— begin —

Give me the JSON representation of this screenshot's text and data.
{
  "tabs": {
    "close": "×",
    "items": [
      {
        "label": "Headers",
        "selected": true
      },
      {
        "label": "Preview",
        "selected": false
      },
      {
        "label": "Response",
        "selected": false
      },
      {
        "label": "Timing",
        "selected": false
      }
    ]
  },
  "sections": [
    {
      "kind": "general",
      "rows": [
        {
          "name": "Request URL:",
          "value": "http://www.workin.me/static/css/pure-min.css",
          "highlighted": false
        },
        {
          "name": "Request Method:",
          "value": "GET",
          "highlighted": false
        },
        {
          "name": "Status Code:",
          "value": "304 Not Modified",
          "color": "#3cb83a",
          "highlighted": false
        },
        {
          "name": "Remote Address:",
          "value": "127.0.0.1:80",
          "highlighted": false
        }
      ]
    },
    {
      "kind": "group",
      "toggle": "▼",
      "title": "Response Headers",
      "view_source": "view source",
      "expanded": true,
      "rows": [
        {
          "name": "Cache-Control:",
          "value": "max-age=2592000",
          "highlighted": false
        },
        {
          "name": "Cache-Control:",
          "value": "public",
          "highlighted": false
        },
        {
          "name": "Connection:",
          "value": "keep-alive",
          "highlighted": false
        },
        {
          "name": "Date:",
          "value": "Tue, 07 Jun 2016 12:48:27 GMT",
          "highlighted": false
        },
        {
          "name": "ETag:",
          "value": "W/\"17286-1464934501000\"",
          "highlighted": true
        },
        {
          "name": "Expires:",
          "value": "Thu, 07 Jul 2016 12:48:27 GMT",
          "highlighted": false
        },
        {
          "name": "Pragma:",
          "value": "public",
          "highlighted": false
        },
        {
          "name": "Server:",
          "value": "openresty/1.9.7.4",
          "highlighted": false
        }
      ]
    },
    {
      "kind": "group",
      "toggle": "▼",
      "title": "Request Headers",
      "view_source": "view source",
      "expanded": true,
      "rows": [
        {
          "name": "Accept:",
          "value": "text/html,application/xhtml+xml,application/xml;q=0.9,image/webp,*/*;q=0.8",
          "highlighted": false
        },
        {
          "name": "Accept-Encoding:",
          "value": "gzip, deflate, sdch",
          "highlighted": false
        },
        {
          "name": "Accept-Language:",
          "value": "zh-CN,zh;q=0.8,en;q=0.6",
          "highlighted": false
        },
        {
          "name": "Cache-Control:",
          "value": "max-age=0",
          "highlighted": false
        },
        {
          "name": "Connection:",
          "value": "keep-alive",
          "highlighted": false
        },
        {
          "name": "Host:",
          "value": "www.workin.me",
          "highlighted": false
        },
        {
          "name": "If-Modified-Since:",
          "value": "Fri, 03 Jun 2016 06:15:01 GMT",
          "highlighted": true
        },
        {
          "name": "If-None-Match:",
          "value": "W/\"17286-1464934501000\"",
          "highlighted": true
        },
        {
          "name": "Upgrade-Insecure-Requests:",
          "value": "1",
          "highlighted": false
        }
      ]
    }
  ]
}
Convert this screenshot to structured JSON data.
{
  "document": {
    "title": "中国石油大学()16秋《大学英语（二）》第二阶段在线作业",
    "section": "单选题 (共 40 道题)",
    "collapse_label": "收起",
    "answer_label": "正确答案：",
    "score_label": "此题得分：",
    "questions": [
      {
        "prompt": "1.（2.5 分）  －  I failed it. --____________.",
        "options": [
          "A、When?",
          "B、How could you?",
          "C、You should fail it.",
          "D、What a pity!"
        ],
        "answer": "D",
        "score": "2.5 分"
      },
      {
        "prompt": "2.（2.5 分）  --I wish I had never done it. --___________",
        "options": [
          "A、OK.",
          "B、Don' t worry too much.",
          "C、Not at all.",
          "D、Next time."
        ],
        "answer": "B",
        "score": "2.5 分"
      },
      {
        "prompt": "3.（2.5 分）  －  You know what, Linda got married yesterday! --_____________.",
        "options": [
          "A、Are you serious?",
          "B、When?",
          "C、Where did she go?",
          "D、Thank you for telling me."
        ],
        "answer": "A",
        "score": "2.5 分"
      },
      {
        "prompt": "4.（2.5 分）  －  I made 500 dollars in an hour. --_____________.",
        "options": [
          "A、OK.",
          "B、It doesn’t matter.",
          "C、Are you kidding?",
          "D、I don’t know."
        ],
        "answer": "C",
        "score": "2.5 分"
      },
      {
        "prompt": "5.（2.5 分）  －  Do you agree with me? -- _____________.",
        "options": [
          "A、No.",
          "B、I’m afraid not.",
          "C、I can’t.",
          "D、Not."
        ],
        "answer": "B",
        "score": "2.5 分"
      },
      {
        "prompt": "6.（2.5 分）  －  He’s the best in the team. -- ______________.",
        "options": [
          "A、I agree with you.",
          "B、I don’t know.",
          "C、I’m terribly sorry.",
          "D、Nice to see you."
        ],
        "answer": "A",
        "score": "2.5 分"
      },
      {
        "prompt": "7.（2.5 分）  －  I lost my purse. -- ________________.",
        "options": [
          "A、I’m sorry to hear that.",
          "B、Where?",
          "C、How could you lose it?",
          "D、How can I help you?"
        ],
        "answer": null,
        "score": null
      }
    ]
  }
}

— end —

> [Do this]
Make an exact copy of every line in the data.

> [Correct response]
Give me the JSON representation of this screenshot's text and data.
{
  "tabs": {
    "close": "×",
    "items": [
      {
        "label": "Headers",
        "selected": true
      },
      {
        "label": "Preview",
        "selected": false
      },
      {
        "label": "Response",
        "selected": false
      },
      {
        "label": "Timing",
        "selected": false
      }
    ]
  },
  "sections": [
    {
      "kind": "general",
      "rows": [
        {
          "name": "Request URL:",
          "value": "http://www.workin.me/static/css/pure-min.css",
          "highlighted": false
        },
        {
          "name": "Request Method:",
          "value": "GET",
          "highlighted": false
        },
        {
          "name": "Status Code:",
          "value": "304 Not Modified",
          "color": "#3cb83a",
          "highlighted": false
        },
        {
          "name": "Remote Address:",
          "value": "127.0.0.1:80",
          "highlighted": false
        }
      ]
    },
    {
      "kind": "group",
      "toggle": "▼",
      "title": "Response Headers",
      "view_source": "view source",
      "expanded": true,
      "rows": [
        {
          "name": "Cache-Control:",
          "value": "max-age=2592000",
          "highlighted": false
        },
        {
          "name": "Cache-Control:",
          "value": "public",
          "highlighted": false
        },
        {
          "name": "Connection:",
          "value": "keep-alive",
          "highlighted": false
        },
        {
          "name": "Date:",
          "value": "Tue, 07 Jun 2016 12:48:27 GMT",
          "highlighted": false
        },
        {
          "name": "ETag:",
          "value": "W/\"17286-1464934501000\"",
          "highlighted": true
        },
        {
          "name": "Expires:",
          "value": "Thu, 07 Jul 2016 12:48:27 GMT",
          "highlighted": false
        },
        {
          "name": "Pragma:",
          "value": "public",
          "highlighted": false
        },
        {
          "name": "Server:",
          "value": "openresty/1.9.7.4",
          "highlighted": false
        }
      ]
    },
    {
      "kind": "group",
      "toggle": "▼",
      "title": "Request Headers",
      "view_source": "view source",
      "expanded": true,
      "rows": [
        {
          "name": "Accept:",
          "value": "text/html,application/xhtml+xml,application/xml;q=0.9,image/webp,*/*;q=0.8",
          "highlighted": false
        },
        {
          "name": "Accept-Encoding:",
          "value": "gzip, deflate, sdch",
          "highlighted": false
        },
        {
          "name": "Accept-Language:",
          "value": "zh-CN,zh;q=0.8,en;q=0.6",
          "highlighted": false
        },
        {
          "name": "Cache-Control:",
          "value": "max-age=0",
          "highlighted": false
        },
        {
          "name": "Connection:",
          "value": "keep-alive",
          "highlighted": false
        },
        {
          "name": "Host:",
          "value": "www.workin.me",
          "highlighted": false
        },
        {
          "name": "If-Modified-Since:",
          "value": "Fri, 03 Jun 2016 06:15:01 GMT",
          "highlighted": true
        },
        {
          "name": "If-None-Match:",
          "value": "W/\"17286-1464934501000\"",
          "highlighted": true
        },
        {
          "name": "Upgrade-Insecure-Requests:",
          "value": "1",
          "highlighted": false
        }
      ]
    }
  ]
}
Convert this screenshot to structured JSON data.
{
  "document": {
    "title": "中国石油大学()16秋《大学英语（二）》第二阶段在线作业",
    "section": "单选题 (共 40 道题)",
    "collapse_label": "收起",
    "answer_label": "正确答案：",
    "score_label": "此题得分：",
    "questions": [
      {
        "prompt": "1.（2.5 分）  －  I failed it. --____________.",
        "options": [
          "A、When?",
          "B、How could you?",
          "C、You should fail it.",
          "D、What a pity!"
        ],
        "answer": "D",
        "score": "2.5 分"
      },
      {
        "prompt": "2.（2.5 分）  --I wish I had never done it. --___________",
        "options": [
          "A、OK.",
          "B、Don' t worry too much.",
          "C、Not at all.",
          "D、Next time."
        ],
        "answer": "B",
        "score": "2.5 分"
      },
      {
        "prompt": "3.（2.5 分）  －  You know what, Linda got married yesterday! --_____________.",
        "options": [
          "A、Are you serious?",
          "B、When?",
          "C、Where did she go?",
          "D、Thank you for telling me."
        ],
        "answer": "A",
        "score": "2.5 分"
      },
      {
        "prompt": "4.（2.5 分）  －  I made 500 dollars in an hour. --_____________.",
        "options": [
          "A、OK.",
          "B、It doesn’t matter.",
          "C、Are you kidding?",
          "D、I don’t know."
        ],
        "answer": "C",
        "score": "2.5 分"
      },
      {
        "prompt": "5.（2.5 分）  －  Do you agree with me? -- _____________.",
        "options": [
          "A、No.",
          "B、I’m afraid not.",
          "C、I can’t.",
          "D、Not."
        ],
        "answer": "B",
        "score": "2.5 分"
      },
      {
        "prompt": "6.（2.5 分）  －  He’s the best in the team. -- ______________.",
        "options": [
          "A、I agree with you.",
          "B、I don’t know.",
          "C、I’m terribly sorry.",
          "D、Nice to see you."
        ],
        "answer": "A",
        "score": "2.5 分"
      },
      {
        "prompt": "7.（2.5 分）  －  I lost my purse. -- ________________.",
        "options": [
          "A、I’m sorry to hear that.",
          "B、Where?",
          "C、How could you lose it?",
          "D、How can I help you?"
        ],
        "answer": null,
        "score": null
      }
    ]
  }
}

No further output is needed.